EXERCISE: Copy each line of the records that holds the string "Contentful".

RECORDS TO USE:
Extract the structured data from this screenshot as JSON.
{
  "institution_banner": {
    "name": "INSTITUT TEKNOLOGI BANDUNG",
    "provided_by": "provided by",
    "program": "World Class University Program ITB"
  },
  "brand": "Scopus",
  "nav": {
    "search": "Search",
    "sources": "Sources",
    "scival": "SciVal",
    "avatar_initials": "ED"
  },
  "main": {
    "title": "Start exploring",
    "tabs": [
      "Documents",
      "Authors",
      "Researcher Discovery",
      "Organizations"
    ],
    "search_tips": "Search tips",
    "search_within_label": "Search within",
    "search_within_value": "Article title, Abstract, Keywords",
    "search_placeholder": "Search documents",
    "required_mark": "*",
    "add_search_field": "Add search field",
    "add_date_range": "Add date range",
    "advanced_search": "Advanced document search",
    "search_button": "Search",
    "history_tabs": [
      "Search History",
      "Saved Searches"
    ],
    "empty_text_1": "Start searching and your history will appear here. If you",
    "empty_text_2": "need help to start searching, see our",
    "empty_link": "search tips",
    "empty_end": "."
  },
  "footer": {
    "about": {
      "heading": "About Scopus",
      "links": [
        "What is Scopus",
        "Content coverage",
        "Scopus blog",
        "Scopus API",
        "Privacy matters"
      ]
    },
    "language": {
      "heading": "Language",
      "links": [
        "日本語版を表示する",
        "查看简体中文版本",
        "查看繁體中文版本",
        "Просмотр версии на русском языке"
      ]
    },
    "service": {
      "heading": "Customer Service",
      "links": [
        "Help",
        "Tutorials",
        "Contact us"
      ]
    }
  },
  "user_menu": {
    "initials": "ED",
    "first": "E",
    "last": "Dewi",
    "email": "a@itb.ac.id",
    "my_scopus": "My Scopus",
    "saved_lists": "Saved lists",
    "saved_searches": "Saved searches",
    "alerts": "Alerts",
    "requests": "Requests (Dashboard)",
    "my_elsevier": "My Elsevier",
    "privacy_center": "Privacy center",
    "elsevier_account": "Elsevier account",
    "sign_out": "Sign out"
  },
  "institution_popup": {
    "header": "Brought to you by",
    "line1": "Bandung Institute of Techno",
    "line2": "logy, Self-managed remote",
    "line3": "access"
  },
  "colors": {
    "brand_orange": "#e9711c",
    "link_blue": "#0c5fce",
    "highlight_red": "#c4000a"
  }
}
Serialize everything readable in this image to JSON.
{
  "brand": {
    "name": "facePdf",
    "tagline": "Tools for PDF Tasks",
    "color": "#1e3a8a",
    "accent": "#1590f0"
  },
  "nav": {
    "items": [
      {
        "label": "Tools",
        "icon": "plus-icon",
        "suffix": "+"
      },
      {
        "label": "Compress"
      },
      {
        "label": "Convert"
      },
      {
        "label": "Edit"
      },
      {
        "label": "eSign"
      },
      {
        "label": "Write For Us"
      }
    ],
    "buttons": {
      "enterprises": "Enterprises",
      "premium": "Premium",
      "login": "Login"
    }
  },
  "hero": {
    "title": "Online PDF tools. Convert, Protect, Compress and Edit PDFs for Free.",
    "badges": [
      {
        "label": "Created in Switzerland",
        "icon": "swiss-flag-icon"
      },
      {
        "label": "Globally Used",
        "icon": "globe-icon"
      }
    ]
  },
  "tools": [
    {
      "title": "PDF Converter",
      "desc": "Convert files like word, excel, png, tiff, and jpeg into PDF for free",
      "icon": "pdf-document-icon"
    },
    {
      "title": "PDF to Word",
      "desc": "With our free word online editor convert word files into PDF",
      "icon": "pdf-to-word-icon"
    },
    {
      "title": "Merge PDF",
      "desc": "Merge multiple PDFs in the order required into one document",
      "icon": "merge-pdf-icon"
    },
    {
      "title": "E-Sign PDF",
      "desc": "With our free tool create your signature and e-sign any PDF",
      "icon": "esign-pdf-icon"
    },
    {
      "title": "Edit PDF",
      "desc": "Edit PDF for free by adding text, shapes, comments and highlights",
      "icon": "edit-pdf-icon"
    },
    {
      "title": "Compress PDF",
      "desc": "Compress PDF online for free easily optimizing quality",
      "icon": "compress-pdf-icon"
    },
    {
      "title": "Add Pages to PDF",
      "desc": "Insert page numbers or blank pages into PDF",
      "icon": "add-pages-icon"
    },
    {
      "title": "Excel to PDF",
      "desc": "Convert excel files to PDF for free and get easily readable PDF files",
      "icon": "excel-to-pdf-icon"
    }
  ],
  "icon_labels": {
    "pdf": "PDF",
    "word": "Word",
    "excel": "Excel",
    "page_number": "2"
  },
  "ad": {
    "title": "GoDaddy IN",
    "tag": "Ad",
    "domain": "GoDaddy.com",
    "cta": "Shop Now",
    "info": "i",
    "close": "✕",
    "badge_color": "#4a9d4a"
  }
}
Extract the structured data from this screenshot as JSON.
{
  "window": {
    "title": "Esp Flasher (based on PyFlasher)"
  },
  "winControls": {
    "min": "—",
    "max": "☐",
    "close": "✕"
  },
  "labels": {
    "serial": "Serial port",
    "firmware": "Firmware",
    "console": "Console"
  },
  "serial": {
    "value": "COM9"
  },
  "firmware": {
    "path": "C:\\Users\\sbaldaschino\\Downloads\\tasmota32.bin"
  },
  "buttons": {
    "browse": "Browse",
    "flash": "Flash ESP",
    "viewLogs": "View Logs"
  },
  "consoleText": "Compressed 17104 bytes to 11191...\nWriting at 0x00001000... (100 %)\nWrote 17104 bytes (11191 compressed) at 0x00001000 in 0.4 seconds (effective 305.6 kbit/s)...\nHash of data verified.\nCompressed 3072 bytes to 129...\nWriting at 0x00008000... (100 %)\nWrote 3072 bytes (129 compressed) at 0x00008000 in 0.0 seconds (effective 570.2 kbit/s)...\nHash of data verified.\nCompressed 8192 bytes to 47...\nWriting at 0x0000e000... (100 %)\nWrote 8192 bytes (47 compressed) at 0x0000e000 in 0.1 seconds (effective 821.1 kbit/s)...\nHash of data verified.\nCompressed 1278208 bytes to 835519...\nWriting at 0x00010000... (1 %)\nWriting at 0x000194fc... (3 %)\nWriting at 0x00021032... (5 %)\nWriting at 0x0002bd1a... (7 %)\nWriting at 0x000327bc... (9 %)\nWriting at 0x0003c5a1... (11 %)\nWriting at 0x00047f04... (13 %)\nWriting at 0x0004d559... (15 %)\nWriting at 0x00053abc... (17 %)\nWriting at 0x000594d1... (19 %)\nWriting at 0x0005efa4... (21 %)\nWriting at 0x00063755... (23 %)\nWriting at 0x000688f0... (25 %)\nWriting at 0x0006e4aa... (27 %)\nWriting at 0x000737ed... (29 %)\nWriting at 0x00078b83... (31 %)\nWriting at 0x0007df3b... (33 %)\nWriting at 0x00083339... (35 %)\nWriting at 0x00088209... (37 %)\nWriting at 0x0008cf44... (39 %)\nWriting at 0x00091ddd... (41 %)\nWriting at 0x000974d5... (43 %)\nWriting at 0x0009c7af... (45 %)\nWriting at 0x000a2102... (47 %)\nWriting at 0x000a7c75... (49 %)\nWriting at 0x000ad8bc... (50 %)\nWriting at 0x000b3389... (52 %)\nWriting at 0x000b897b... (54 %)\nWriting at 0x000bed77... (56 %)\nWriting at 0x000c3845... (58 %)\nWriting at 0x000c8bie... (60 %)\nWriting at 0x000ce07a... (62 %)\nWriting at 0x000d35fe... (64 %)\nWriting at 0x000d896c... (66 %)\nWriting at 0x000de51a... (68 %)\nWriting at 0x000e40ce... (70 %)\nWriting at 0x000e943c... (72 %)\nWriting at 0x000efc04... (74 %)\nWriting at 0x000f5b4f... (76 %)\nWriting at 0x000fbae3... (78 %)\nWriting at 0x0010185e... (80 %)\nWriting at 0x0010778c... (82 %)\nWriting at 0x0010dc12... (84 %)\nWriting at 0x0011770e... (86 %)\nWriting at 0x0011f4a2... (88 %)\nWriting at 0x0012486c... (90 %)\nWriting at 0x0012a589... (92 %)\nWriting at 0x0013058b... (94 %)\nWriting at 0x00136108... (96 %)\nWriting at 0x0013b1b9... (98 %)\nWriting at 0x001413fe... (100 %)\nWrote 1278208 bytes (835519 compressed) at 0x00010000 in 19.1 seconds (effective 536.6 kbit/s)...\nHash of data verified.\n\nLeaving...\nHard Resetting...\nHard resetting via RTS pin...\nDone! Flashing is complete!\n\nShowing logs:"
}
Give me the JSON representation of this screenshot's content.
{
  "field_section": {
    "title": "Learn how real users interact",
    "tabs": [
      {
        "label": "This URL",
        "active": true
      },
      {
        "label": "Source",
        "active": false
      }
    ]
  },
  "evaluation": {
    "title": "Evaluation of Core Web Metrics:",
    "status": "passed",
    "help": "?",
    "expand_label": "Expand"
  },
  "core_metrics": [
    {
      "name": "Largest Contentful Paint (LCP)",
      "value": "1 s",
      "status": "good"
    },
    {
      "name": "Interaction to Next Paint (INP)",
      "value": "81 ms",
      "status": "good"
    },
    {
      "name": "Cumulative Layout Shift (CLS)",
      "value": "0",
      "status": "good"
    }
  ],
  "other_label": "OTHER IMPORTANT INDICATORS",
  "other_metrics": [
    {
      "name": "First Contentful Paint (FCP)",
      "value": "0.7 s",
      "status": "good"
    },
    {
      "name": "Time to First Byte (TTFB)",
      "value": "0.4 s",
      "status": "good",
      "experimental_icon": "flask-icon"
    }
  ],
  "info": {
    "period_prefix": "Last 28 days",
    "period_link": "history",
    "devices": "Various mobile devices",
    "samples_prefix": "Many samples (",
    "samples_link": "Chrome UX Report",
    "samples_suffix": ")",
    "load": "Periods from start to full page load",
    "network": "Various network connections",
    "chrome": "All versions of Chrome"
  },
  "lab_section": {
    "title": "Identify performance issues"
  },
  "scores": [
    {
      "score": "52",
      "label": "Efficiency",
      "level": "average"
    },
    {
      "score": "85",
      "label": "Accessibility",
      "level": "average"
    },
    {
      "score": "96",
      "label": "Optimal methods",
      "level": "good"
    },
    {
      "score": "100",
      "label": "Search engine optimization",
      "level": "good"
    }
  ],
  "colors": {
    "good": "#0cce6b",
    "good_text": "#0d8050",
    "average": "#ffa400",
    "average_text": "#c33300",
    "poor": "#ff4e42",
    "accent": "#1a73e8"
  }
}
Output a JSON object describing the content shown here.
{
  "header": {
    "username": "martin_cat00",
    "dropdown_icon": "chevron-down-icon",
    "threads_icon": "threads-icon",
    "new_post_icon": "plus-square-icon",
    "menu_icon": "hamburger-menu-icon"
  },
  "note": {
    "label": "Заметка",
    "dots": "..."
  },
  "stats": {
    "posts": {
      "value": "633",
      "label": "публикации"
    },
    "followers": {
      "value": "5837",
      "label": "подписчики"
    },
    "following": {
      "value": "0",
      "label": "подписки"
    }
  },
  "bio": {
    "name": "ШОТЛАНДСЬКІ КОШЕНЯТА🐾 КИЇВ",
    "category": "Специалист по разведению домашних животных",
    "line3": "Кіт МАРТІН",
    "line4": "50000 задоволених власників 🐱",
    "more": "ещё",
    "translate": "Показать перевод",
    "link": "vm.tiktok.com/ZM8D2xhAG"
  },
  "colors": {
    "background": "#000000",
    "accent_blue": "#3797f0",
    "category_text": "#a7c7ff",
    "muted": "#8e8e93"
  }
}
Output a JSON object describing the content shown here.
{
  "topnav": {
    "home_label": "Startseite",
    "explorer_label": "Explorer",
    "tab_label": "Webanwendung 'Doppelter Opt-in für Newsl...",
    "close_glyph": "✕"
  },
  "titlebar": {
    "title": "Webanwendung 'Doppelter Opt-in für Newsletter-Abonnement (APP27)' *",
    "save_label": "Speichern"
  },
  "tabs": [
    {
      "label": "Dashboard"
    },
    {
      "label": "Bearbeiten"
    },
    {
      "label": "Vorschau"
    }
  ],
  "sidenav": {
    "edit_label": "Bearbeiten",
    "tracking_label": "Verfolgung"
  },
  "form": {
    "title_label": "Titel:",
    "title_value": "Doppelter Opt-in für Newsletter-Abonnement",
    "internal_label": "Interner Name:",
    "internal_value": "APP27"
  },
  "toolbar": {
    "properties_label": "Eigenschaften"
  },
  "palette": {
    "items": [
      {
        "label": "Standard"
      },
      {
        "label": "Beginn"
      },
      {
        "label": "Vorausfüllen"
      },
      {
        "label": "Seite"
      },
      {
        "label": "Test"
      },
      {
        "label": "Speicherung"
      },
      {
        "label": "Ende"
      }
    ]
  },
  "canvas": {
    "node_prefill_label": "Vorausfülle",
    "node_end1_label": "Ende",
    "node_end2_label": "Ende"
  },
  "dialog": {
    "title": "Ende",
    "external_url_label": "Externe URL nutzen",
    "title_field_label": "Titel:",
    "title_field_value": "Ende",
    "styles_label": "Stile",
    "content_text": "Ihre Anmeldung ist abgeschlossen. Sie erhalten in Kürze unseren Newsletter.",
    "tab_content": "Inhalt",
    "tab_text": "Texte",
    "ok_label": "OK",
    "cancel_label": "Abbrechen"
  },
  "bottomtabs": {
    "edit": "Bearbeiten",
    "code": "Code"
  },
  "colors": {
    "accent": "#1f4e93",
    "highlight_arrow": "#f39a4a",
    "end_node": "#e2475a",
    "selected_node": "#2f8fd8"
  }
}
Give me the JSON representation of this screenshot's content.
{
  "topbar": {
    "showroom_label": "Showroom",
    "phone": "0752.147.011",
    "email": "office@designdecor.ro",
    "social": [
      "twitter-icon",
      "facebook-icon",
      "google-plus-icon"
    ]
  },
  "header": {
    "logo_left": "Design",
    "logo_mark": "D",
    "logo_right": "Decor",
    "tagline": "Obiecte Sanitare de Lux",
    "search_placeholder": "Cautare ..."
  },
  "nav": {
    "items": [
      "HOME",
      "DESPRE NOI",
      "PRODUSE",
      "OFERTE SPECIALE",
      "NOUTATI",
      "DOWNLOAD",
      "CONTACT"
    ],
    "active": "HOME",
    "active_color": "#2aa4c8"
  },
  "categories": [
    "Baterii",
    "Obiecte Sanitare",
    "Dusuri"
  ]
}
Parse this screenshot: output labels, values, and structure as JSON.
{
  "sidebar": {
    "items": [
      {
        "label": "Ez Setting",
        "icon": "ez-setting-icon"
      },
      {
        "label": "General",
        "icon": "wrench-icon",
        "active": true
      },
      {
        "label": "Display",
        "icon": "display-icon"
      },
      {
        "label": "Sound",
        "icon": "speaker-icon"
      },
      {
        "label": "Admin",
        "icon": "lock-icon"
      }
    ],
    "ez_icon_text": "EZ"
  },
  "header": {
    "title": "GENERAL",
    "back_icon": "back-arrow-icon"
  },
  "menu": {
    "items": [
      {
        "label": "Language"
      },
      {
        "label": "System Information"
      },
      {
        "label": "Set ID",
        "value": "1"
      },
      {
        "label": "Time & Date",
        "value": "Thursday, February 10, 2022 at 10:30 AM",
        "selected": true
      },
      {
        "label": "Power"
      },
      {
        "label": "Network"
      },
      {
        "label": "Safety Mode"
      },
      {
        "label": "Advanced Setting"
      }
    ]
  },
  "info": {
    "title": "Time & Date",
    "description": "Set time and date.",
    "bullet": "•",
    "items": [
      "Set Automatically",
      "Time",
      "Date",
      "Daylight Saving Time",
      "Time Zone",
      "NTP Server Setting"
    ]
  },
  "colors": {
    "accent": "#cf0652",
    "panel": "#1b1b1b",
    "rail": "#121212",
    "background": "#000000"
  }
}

THE SOLUTION:
      "name": "Largest Contentful Paint (LCP)",
      "name": "First Contentful Paint (FCP)",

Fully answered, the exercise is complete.